## [AIM]
Report how many lines contain the word "solid", with no other text.

————

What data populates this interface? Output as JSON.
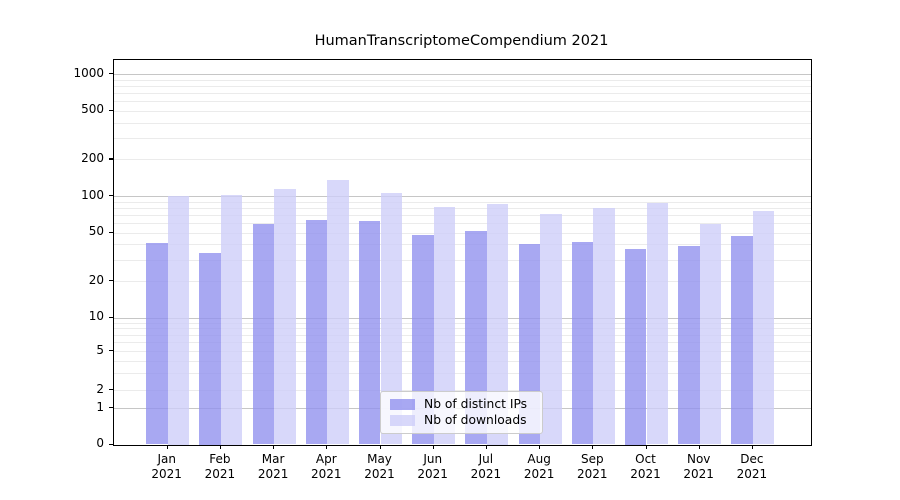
{
  "chart_data": {
    "type": "bar",
    "title": "HumanTranscriptomeCompendium 2021",
    "categories": [
      "Jan 2021",
      "Feb 2021",
      "Mar 2021",
      "Apr 2021",
      "May 2021",
      "Jun 2021",
      "Jul 2021",
      "Aug 2021",
      "Sep 2021",
      "Oct 2021",
      "Nov 2021",
      "Dec 2021"
    ],
    "series": [
      {
        "name": "Nb of distinct IPs",
        "color": "#8f8fee",
        "values": [
          41,
          34,
          59,
          64,
          62,
          48,
          52,
          40,
          42,
          37,
          39,
          47
        ]
      },
      {
        "name": "Nb of downloads",
        "color": "#cdcdf8",
        "values": [
          100,
          102,
          114,
          135,
          106,
          81,
          86,
          71,
          80,
          88,
          59,
          75
        ]
      }
    ],
    "xlabel": "",
    "ylabel": "",
    "y_scale": "symlog",
    "yticks": [
      0,
      1,
      2,
      5,
      10,
      20,
      50,
      100,
      200,
      500,
      1000
    ],
    "ylim": [
      0,
      1300
    ],
    "grid": "horizontal, minor log gridlines",
    "legend_position": "lower center",
    "gridline_minor_color": "#ebebeb",
    "gridline_major_color": "#c6c6c6"
  }
}
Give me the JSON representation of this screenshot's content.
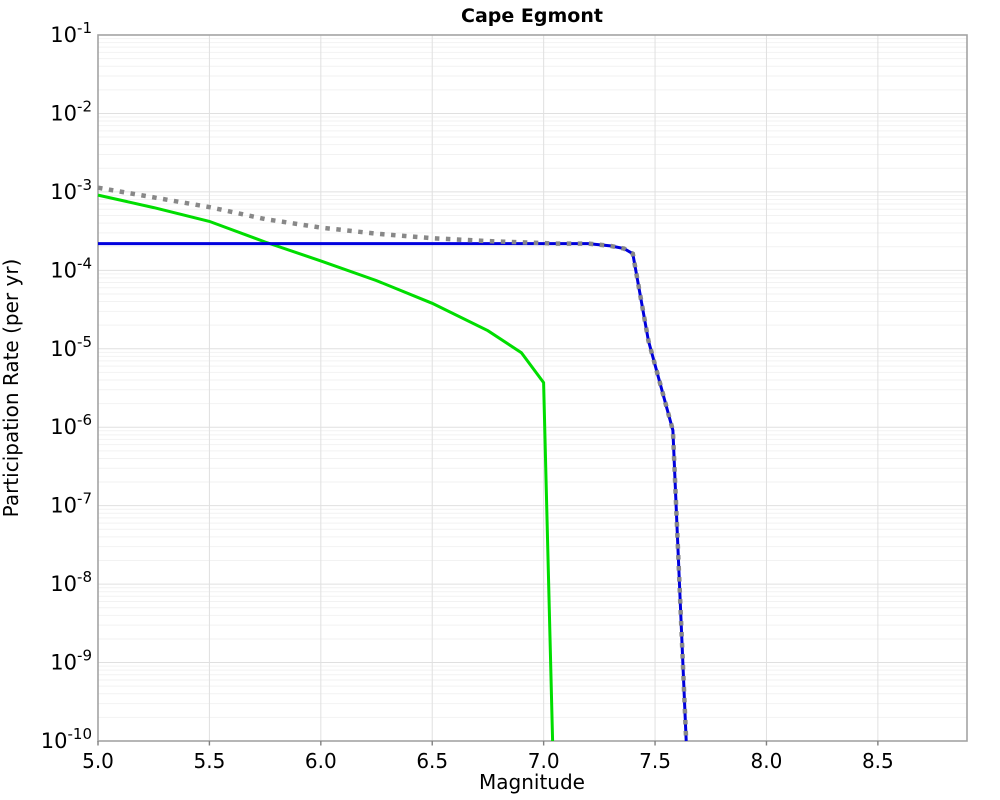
{
  "window": {
    "title": "Cape Egmont"
  },
  "chart_data": {
    "type": "line",
    "title": "Cape Egmont",
    "xlabel": "Magnitude",
    "ylabel": "Participation Rate (per yr)",
    "xlim": [
      5.0,
      8.9
    ],
    "ylim": [
      1e-10,
      0.1
    ],
    "y_scale": "log",
    "grid": true,
    "legend_position": "none",
    "x_ticks": [
      5.0,
      5.5,
      6.0,
      6.5,
      7.0,
      7.5,
      8.0,
      8.5
    ],
    "x_tick_labels": [
      "5.0",
      "5.5",
      "6.0",
      "6.5",
      "7.0",
      "7.5",
      "8.0",
      "8.5"
    ],
    "y_tick_values": [
      0.1,
      0.01,
      0.001,
      0.0001,
      1e-05,
      1e-06,
      1e-07,
      1e-08,
      1e-09,
      1e-10
    ],
    "y_tick_labels": [
      "10^-1",
      "10^-2",
      "10^-3",
      "10^-4",
      "10^-5",
      "10^-6",
      "10^-7",
      "10^-8",
      "10^-9",
      "10^-10"
    ],
    "series": [
      {
        "name": "green-solid-curve",
        "color": "#00dd00",
        "style": "solid",
        "width": 3,
        "points": [
          [
            5.0,
            0.00091
          ],
          [
            5.25,
            0.00063
          ],
          [
            5.5,
            0.00042
          ],
          [
            5.75,
            0.00023
          ],
          [
            6.0,
            0.000132
          ],
          [
            6.25,
            7.4e-05
          ],
          [
            6.5,
            3.8e-05
          ],
          [
            6.75,
            1.7e-05
          ],
          [
            6.9,
            8.9e-06
          ],
          [
            7.0,
            3.7e-06
          ],
          [
            7.04,
            1e-10
          ]
        ]
      },
      {
        "name": "blue-solid-curve",
        "color": "#0000dd",
        "style": "solid",
        "width": 3,
        "points": [
          [
            5.0,
            0.000219
          ],
          [
            7.2,
            0.000219
          ],
          [
            7.3,
            0.000205
          ],
          [
            7.36,
            0.00019
          ],
          [
            7.4,
            0.000163
          ],
          [
            7.47,
            1.27e-05
          ],
          [
            7.58,
            9.1e-07
          ],
          [
            7.64,
            1e-10
          ]
        ]
      },
      {
        "name": "gray-dotted-curve",
        "color": "#888888",
        "style": "dotted",
        "width": 4.5,
        "points": [
          [
            5.0,
            0.00113
          ],
          [
            5.25,
            0.00085
          ],
          [
            5.5,
            0.00064
          ],
          [
            5.75,
            0.00045
          ],
          [
            6.0,
            0.000351
          ],
          [
            6.25,
            0.000293
          ],
          [
            6.5,
            0.000257
          ],
          [
            6.75,
            0.000236
          ],
          [
            6.9,
            0.000228
          ],
          [
            7.0,
            0.000223
          ],
          [
            7.04,
            0.000219
          ],
          [
            7.2,
            0.000219
          ],
          [
            7.3,
            0.000205
          ],
          [
            7.36,
            0.00019
          ],
          [
            7.4,
            0.000163
          ],
          [
            7.47,
            1.27e-05
          ],
          [
            7.58,
            9.1e-07
          ],
          [
            7.64,
            1e-10
          ]
        ]
      }
    ],
    "colors": {
      "grid_major": "#e0e0e0",
      "grid_minor": "#f2f2f2",
      "frame": "#a3a3a3",
      "tick": "#808080",
      "text": "#000000",
      "background": "#ffffff"
    }
  }
}
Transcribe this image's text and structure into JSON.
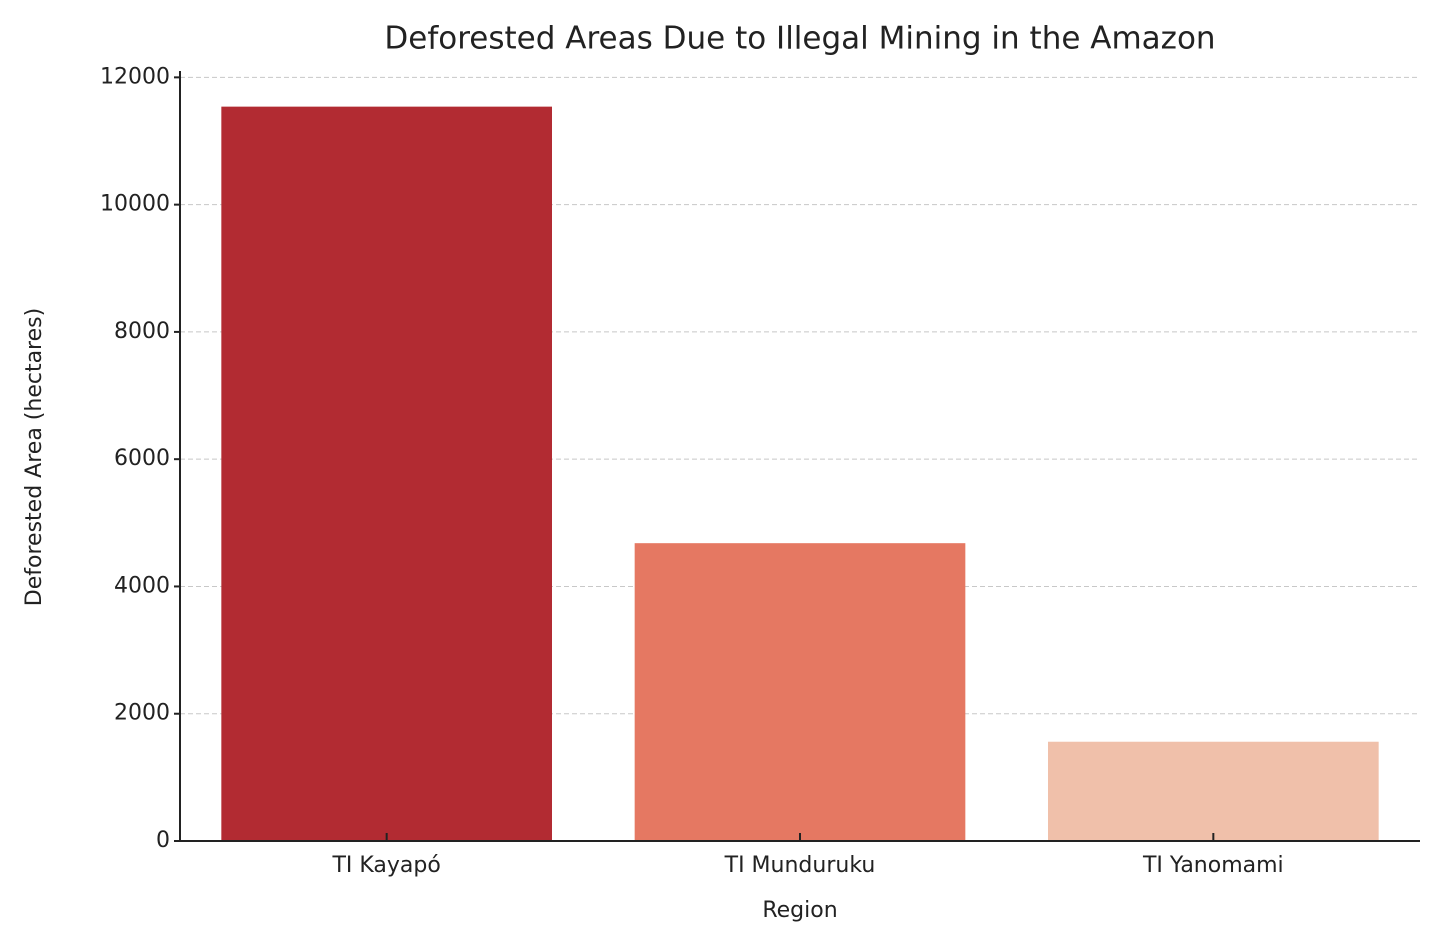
{
  "chart_data": {
    "type": "bar",
    "title": "Deforested Areas Due to Illegal Mining in the Amazon",
    "x_label": "Region",
    "y_label": "Deforested Area (hectares)",
    "categories": [
      "TI Kayapó",
      "TI Munduruku",
      "TI Yanomami"
    ],
    "values": [
      11540,
      4680,
      1560
    ],
    "colors": [
      "#b22b32",
      "#e57862",
      "#f0c0aa"
    ],
    "ylim": [
      0,
      12100
    ],
    "yticks": [
      0,
      2000,
      4000,
      6000,
      8000,
      10000,
      12000
    ],
    "grid": true
  }
}
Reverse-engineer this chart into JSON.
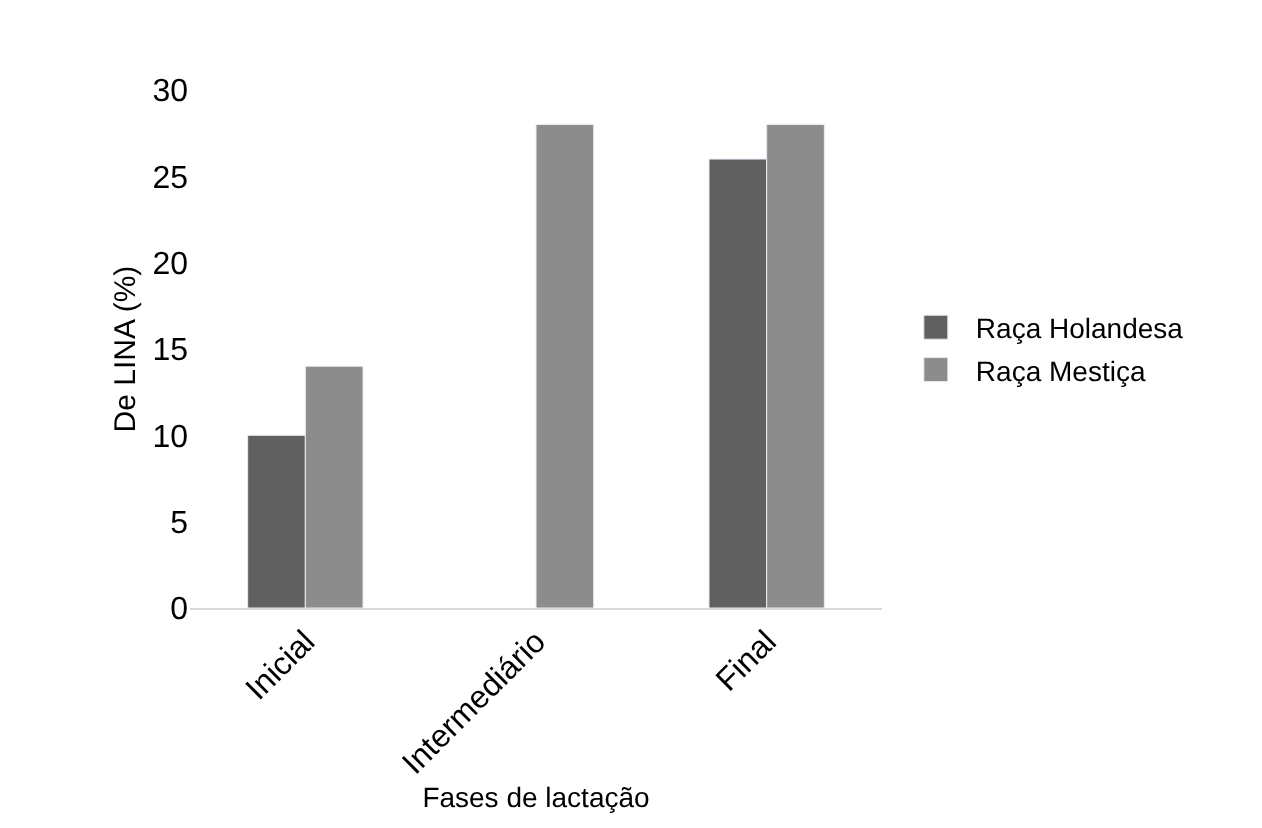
{
  "chart_data": {
    "type": "bar",
    "categories": [
      "Inicial",
      "Intermediário",
      "Final"
    ],
    "series": [
      {
        "name": "Raça Holandesa",
        "color": "#606060",
        "values": [
          10,
          null,
          26
        ]
      },
      {
        "name": "Raça Mestiça",
        "color": "#8c8c8c",
        "values": [
          14,
          28,
          28
        ]
      }
    ],
    "xlabel": "Fases de lactação",
    "ylabel": "De LINA (%)",
    "ylim": [
      0,
      30
    ],
    "yticks": [
      0,
      5,
      10,
      15,
      20,
      25,
      30
    ],
    "legend": "right"
  }
}
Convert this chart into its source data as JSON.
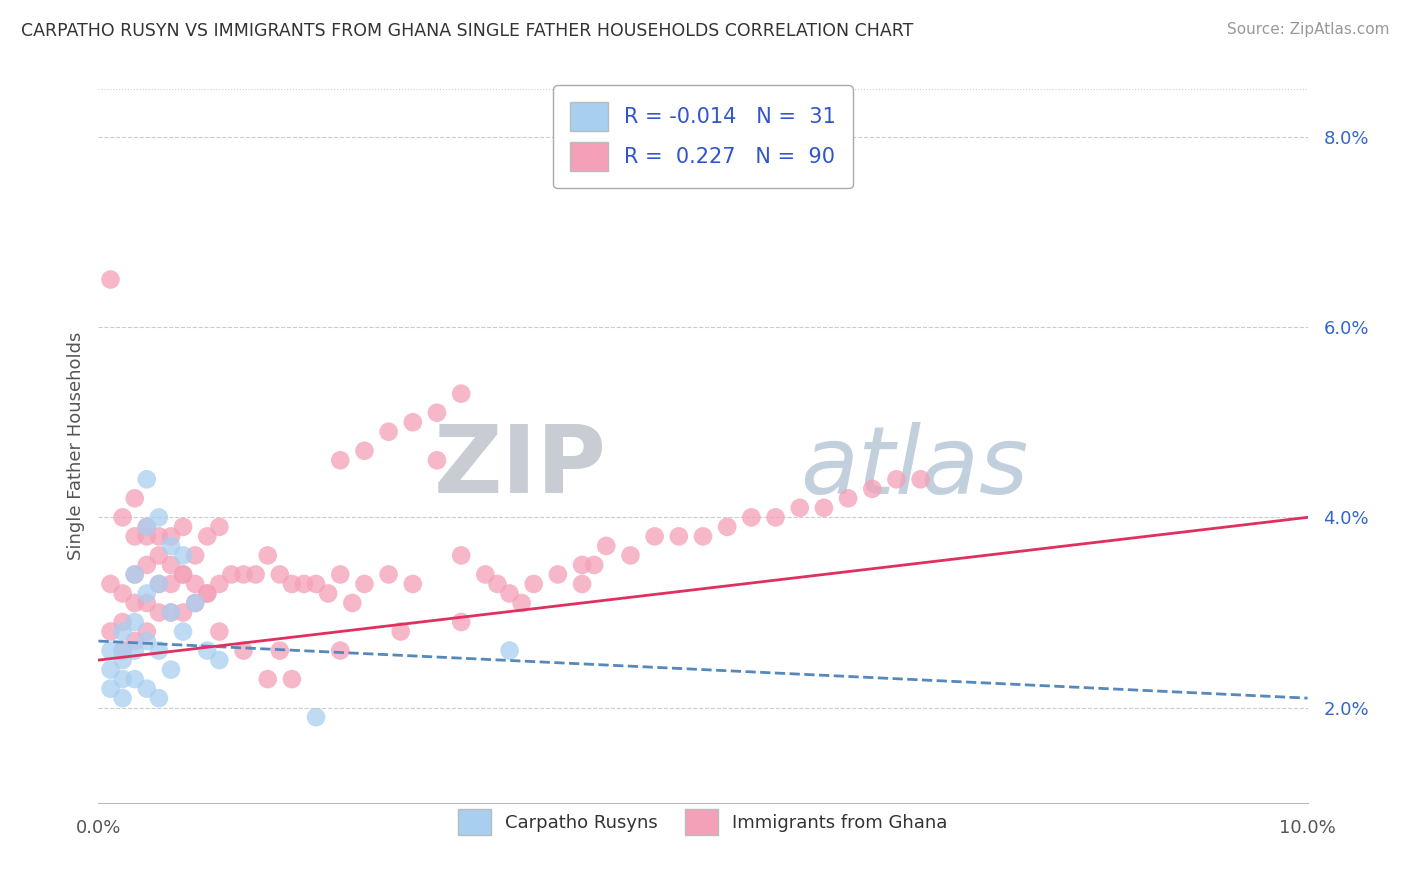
{
  "title": "CARPATHO RUSYN VS IMMIGRANTS FROM GHANA SINGLE FATHER HOUSEHOLDS CORRELATION CHART",
  "source": "Source: ZipAtlas.com",
  "ylabel": "Single Father Households",
  "xlim": [
    0.0,
    0.1
  ],
  "ylim": [
    0.01,
    0.085
  ],
  "y_ticks_right": [
    0.02,
    0.04,
    0.06,
    0.08
  ],
  "legend_R1": "-0.014",
  "legend_N1": "31",
  "legend_R2": "0.227",
  "legend_N2": "90",
  "blue_color": "#a8cff0",
  "pink_color": "#f4a0b8",
  "line_blue_color": "#5588bb",
  "line_pink_color": "#e03060",
  "blue_x": [
    0.001,
    0.001,
    0.001,
    0.002,
    0.002,
    0.002,
    0.002,
    0.002,
    0.003,
    0.003,
    0.003,
    0.003,
    0.004,
    0.004,
    0.004,
    0.004,
    0.004,
    0.005,
    0.005,
    0.005,
    0.005,
    0.006,
    0.006,
    0.006,
    0.007,
    0.007,
    0.008,
    0.009,
    0.01,
    0.018,
    0.034
  ],
  "blue_y": [
    0.026,
    0.024,
    0.022,
    0.028,
    0.026,
    0.025,
    0.023,
    0.021,
    0.034,
    0.029,
    0.026,
    0.023,
    0.044,
    0.039,
    0.032,
    0.027,
    0.022,
    0.04,
    0.033,
    0.026,
    0.021,
    0.037,
    0.03,
    0.024,
    0.036,
    0.028,
    0.031,
    0.026,
    0.025,
    0.019,
    0.026
  ],
  "pink_x": [
    0.001,
    0.001,
    0.001,
    0.002,
    0.002,
    0.002,
    0.002,
    0.003,
    0.003,
    0.003,
    0.003,
    0.003,
    0.004,
    0.004,
    0.004,
    0.004,
    0.005,
    0.005,
    0.005,
    0.006,
    0.006,
    0.006,
    0.007,
    0.007,
    0.007,
    0.008,
    0.008,
    0.009,
    0.009,
    0.01,
    0.01,
    0.011,
    0.012,
    0.013,
    0.014,
    0.015,
    0.016,
    0.017,
    0.018,
    0.019,
    0.02,
    0.021,
    0.022,
    0.024,
    0.026,
    0.028,
    0.03,
    0.032,
    0.033,
    0.034,
    0.036,
    0.038,
    0.04,
    0.041,
    0.042,
    0.044,
    0.046,
    0.048,
    0.05,
    0.052,
    0.054,
    0.056,
    0.058,
    0.06,
    0.062,
    0.064,
    0.066,
    0.068,
    0.02,
    0.022,
    0.024,
    0.026,
    0.028,
    0.03,
    0.01,
    0.012,
    0.014,
    0.016,
    0.004,
    0.005,
    0.006,
    0.007,
    0.008,
    0.009,
    0.015,
    0.02,
    0.025,
    0.03,
    0.035,
    0.04
  ],
  "pink_y": [
    0.028,
    0.033,
    0.065,
    0.026,
    0.029,
    0.032,
    0.04,
    0.027,
    0.031,
    0.034,
    0.038,
    0.042,
    0.028,
    0.031,
    0.035,
    0.039,
    0.03,
    0.033,
    0.038,
    0.03,
    0.033,
    0.038,
    0.03,
    0.034,
    0.039,
    0.031,
    0.036,
    0.032,
    0.038,
    0.033,
    0.039,
    0.034,
    0.034,
    0.034,
    0.036,
    0.034,
    0.033,
    0.033,
    0.033,
    0.032,
    0.034,
    0.031,
    0.033,
    0.034,
    0.033,
    0.046,
    0.036,
    0.034,
    0.033,
    0.032,
    0.033,
    0.034,
    0.035,
    0.035,
    0.037,
    0.036,
    0.038,
    0.038,
    0.038,
    0.039,
    0.04,
    0.04,
    0.041,
    0.041,
    0.042,
    0.043,
    0.044,
    0.044,
    0.046,
    0.047,
    0.049,
    0.05,
    0.051,
    0.053,
    0.028,
    0.026,
    0.023,
    0.023,
    0.038,
    0.036,
    0.035,
    0.034,
    0.033,
    0.032,
    0.026,
    0.026,
    0.028,
    0.029,
    0.031,
    0.033
  ]
}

————

## [SOLUTION TO THIS EXERCISE]
4